TASK GOAL -
Restate the listing that follows word for word, without its pictures.

─── GIVEN ENTRIES

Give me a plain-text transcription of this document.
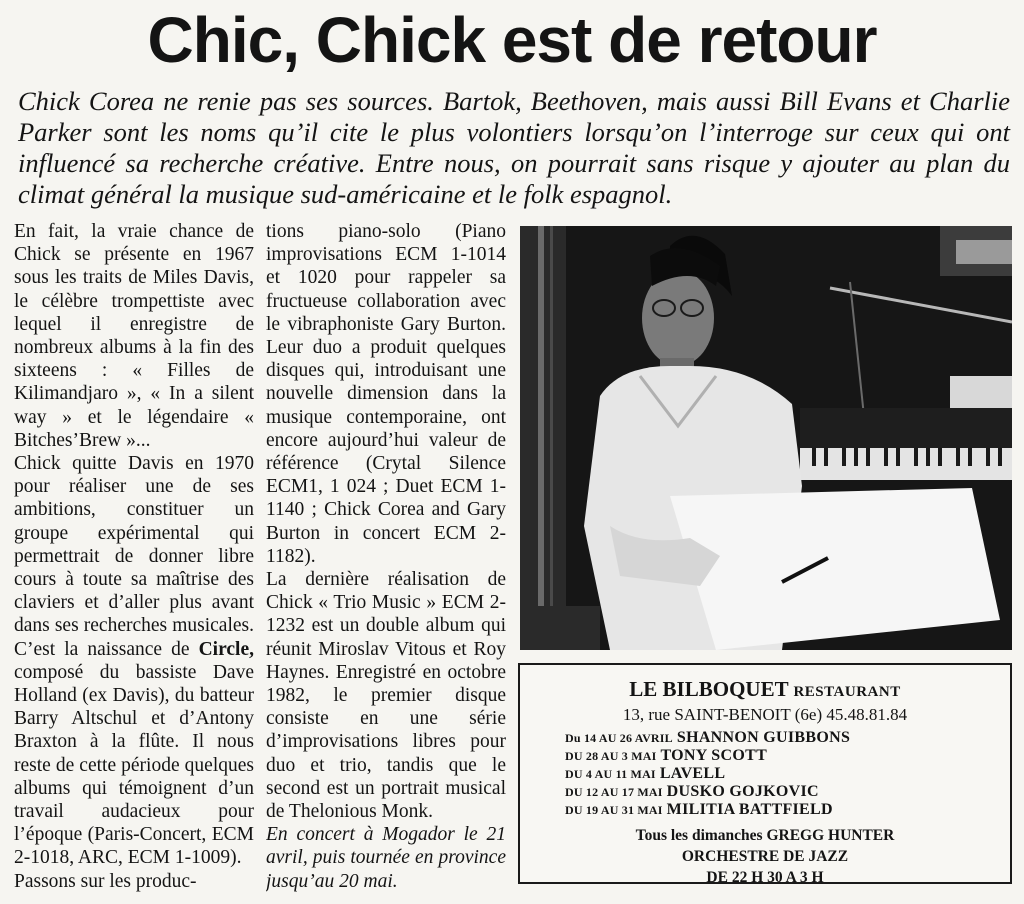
Chic, Chick est de retour
Chick Corea ne renie pas ses sources. Bartok, Beethoven, mais aussi Bill Evans et Charlie Parker sont les noms qu’il cite le plus volontiers lorsqu’on l’interroge sur ceux qui ont influencé sa recherche créative. Entre nous, on pourrait sans risque y ajouter au plan du climat général la musique sud-américaine et le folk espagnol.

En fait, la vraie chance de Chick se présente en 1967 sous les traits de Miles Davis, le célèbre trompettiste avec lequel il enregistre de nombreux albums à la fin des sixteens : « Filles de Kilimandjaro », « In a silent way » et le légendaire « Bitches’Brew »...

Chick quitte Davis en 1970 pour réaliser une de ses ambitions, constituer un groupe expérimental qui permettrait de donner libre cours à toute sa maîtrise des claviers et d’aller plus avant dans ses recherches musicales. C’est la naissance de Circle, composé du bassiste Dave Holland (ex Davis), du batteur Barry Altschul et d’Antony Braxton à la flûte. Il nous reste de cette période quelques albums qui témoignent d’un travail audacieux pour l’époque (Paris-Concert, ECM 2-1018, ARC, ECM 1-1009).

Passons sur les produc-

tions piano-solo (Piano improvisations ECM 1-1014 et 1020 pour rappeler sa fructueuse collaboration avec le vibraphoniste Gary Burton. Leur duo a produit quelques disques qui, introduisant une nouvelle dimension dans la musique contemporaine, ont encore aujourd’hui valeur de référence (Crytal Silence ECM1, 1 024 ; Duet ECM 1-1140 ; Chick Corea and Gary Burton in concert ECM 2-1182).

La dernière réalisation de Chick « Trio Music » ECM 2-1232 est un double album qui réunit Miroslav Vitous et Roy Haynes. Enregistré en octobre 1982, le premier disque consiste en une série d’improvisations libres pour duo et trio, tandis que le second est un portrait musical de Thelonious Monk.

En concert à Mogador le 21 avril, puis tournée en province jusqu’au 20 mai.

LE BILBOQUET RESTAURANT
13, rue SAINT-BENOIT (6e) 45.48.81.84
Du 14 AU 26 AVRIL SHANNON GUIBBONS
DU 28 AU 3 MAI TONY SCOTT
DU 4 AU 11 MAI LAVELL
DU 12 AU 17 MAI DUSKO GOJKOVIC
DU 19 AU 31 MAI MILITIA BATTFIELD
Tous les dimanches GREGG HUNTER
ORCHESTRE DE JAZZ
DE 22 H 30 A 3 H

──────

RESULT OF THE TASK -
Give me a plain-text transcription of this document.
Chic, Chick est de retour
Chick Corea ne renie pas ses sources. Bartok, Beethoven, mais aussi Bill Evans et Charlie Parker sont les noms qu’il cite le plus volontiers lorsqu’on l’interroge sur ceux qui ont influencé sa recherche créative. Entre nous, on pourrait sans risque y ajouter au plan du climat général la musique sud-américaine et le folk espagnol.

En fait, la vraie chance de Chick se présente en 1967 sous les traits de Miles Davis, le célèbre trompettiste avec lequel il enregistre de nombreux albums à la fin des sixteens : « Filles de Kilimandjaro », « In a silent way » et le légendaire « Bitches’Brew »...

Chick quitte Davis en 1970 pour réaliser une de ses ambitions, constituer un groupe expérimental qui permettrait de donner libre cours à toute sa maîtrise des claviers et d’aller plus avant dans ses recherches musicales. C’est la naissance de Circle, composé du bassiste Dave Holland (ex Davis), du batteur Barry Altschul et d’Antony Braxton à la flûte. Il nous reste de cette période quelques albums qui témoignent d’un travail audacieux pour l’époque (Paris-Concert, ECM 2-1018, ARC, ECM 1-1009).

Passons sur les produc-

tions piano-solo (Piano improvisations ECM 1-1014 et 1020 pour rappeler sa fructueuse collaboration avec le vibraphoniste Gary Burton. Leur duo a produit quelques disques qui, introduisant une nouvelle dimension dans la musique contemporaine, ont encore aujourd’hui valeur de référence (Crytal Silence ECM1, 1 024 ; Duet ECM 1-1140 ; Chick Corea and Gary Burton in concert ECM 2-1182).

La dernière réalisation de Chick « Trio Music » ECM 2-1232 est un double album qui réunit Miroslav Vitous et Roy Haynes. Enregistré en octobre 1982, le premier disque consiste en une série d’improvisations libres pour duo et trio, tandis que le second est un portrait musical de Thelonious Monk.

En concert à Mogador le 21 avril, puis tournée en province jusqu’au 20 mai.

LE BILBOQUET RESTAURANT
13, rue SAINT-BENOIT (6e) 45.48.81.84
Du 14 AU 26 AVRIL SHANNON GUIBBONS
DU 28 AU 3 MAI TONY SCOTT
DU 4 AU 11 MAI LAVELL
DU 12 AU 17 MAI DUSKO GOJKOVIC
DU 19 AU 31 MAI MILITIA BATTFIELD
Tous les dimanches GREGG HUNTER
ORCHESTRE DE JAZZ
DE 22 H 30 A 3 H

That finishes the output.